(Entries from a dataset)
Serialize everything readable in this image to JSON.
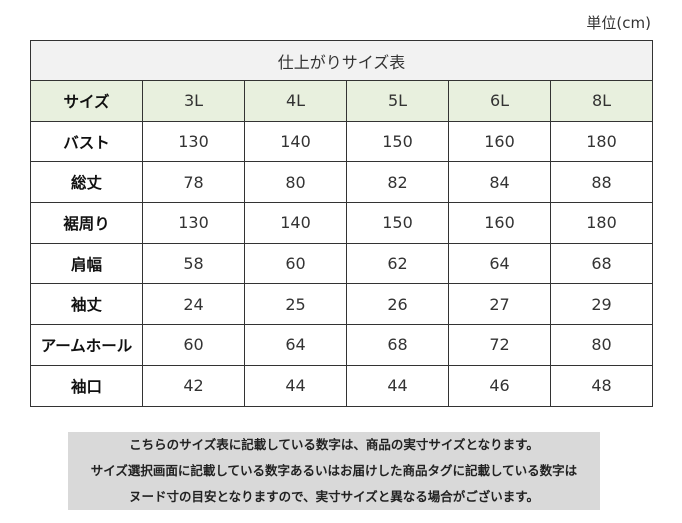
{
  "unit_label": "単位(cm)",
  "table": {
    "title": "仕上がりサイズ表",
    "header_label": "サイズ",
    "sizes": [
      "3L",
      "4L",
      "5L",
      "6L",
      "8L"
    ],
    "rows": [
      {
        "label": "バスト",
        "values": [
          "130",
          "140",
          "150",
          "160",
          "180"
        ]
      },
      {
        "label": "総丈",
        "values": [
          "78",
          "80",
          "82",
          "84",
          "88"
        ]
      },
      {
        "label": "裾周り",
        "values": [
          "130",
          "140",
          "150",
          "160",
          "180"
        ]
      },
      {
        "label": "肩幅",
        "values": [
          "58",
          "60",
          "62",
          "64",
          "68"
        ]
      },
      {
        "label": "袖丈",
        "values": [
          "24",
          "25",
          "26",
          "27",
          "29"
        ]
      },
      {
        "label": "アームホール",
        "values": [
          "60",
          "64",
          "68",
          "72",
          "80"
        ]
      },
      {
        "label": "袖口",
        "values": [
          "42",
          "44",
          "44",
          "46",
          "48"
        ]
      }
    ]
  },
  "notice": {
    "lines": [
      "こちらのサイズ表に記載している数字は、商品の実寸サイズとなります。",
      "サイズ選択画面に記載している数字あるいはお届けした商品タグに記載している数字は",
      "ヌード寸の目安となりますので、実寸サイズと異なる場合がございます。"
    ]
  },
  "colors": {
    "header_row_bg": "#e8f0de",
    "title_row_bg": "#f2f2f2",
    "notice_bg": "#d9d9d9",
    "border": "#333333"
  }
}
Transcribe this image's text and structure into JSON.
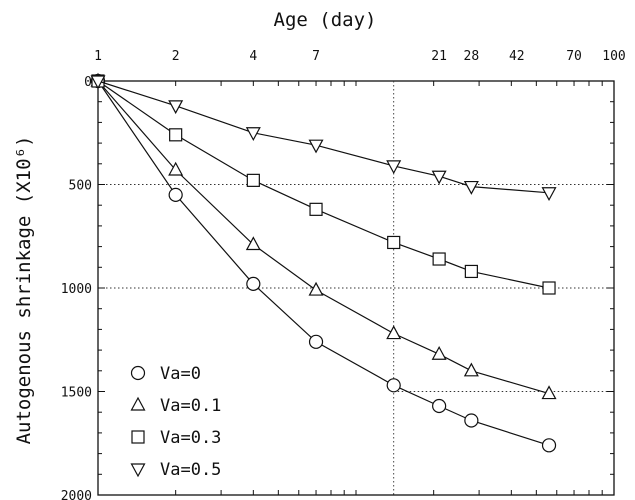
{
  "chart_data": {
    "type": "line",
    "xlabel": "Age (day)",
    "ylabel": "Autogenous shrinkage (X10⁶)",
    "x_scale": "log",
    "x_axis_position": "top",
    "xlim": [
      1,
      100
    ],
    "x_ticks": [
      1,
      2,
      4,
      7,
      21,
      28,
      42,
      70,
      100
    ],
    "x_tick_labels": [
      "1",
      "2",
      "4",
      "7",
      "21",
      "28",
      "42",
      "70",
      "100"
    ],
    "y_axis_inverted": true,
    "ylim": [
      0,
      2000
    ],
    "y_ticks": [
      0,
      500,
      1000,
      1500,
      2000
    ],
    "y_tick_labels": [
      "0",
      "500",
      "1000",
      "1500",
      "2000"
    ],
    "grid": "dotted at x=14, y=500, y=1000, y=1500",
    "legend_position": "bottom-left",
    "series": [
      {
        "name": "Va=0",
        "marker": "circle",
        "x": [
          1,
          2,
          4,
          7,
          14,
          21,
          28,
          56
        ],
        "y": [
          0,
          550,
          980,
          1260,
          1470,
          1570,
          1640,
          1760
        ]
      },
      {
        "name": "Va=0.1",
        "marker": "triangle-up",
        "x": [
          1,
          2,
          4,
          7,
          14,
          21,
          28,
          56
        ],
        "y": [
          0,
          430,
          790,
          1010,
          1220,
          1320,
          1400,
          1510
        ]
      },
      {
        "name": "Va=0.3",
        "marker": "square",
        "x": [
          1,
          2,
          4,
          7,
          14,
          21,
          28,
          56
        ],
        "y": [
          0,
          260,
          480,
          620,
          780,
          860,
          920,
          1000
        ]
      },
      {
        "name": "Va=0.5",
        "marker": "triangle-down",
        "x": [
          1,
          2,
          4,
          7,
          14,
          21,
          28,
          56
        ],
        "y": [
          0,
          120,
          250,
          310,
          410,
          460,
          510,
          540
        ]
      }
    ]
  }
}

EXERCISE DESCRIPTION: Spot every line that holds "marker" and copy it.

WRITTEN RESPONSE:
        "marker": "circle",
        "marker": "triangle-up",
        "marker": "square",
        "marker": "triangle-down",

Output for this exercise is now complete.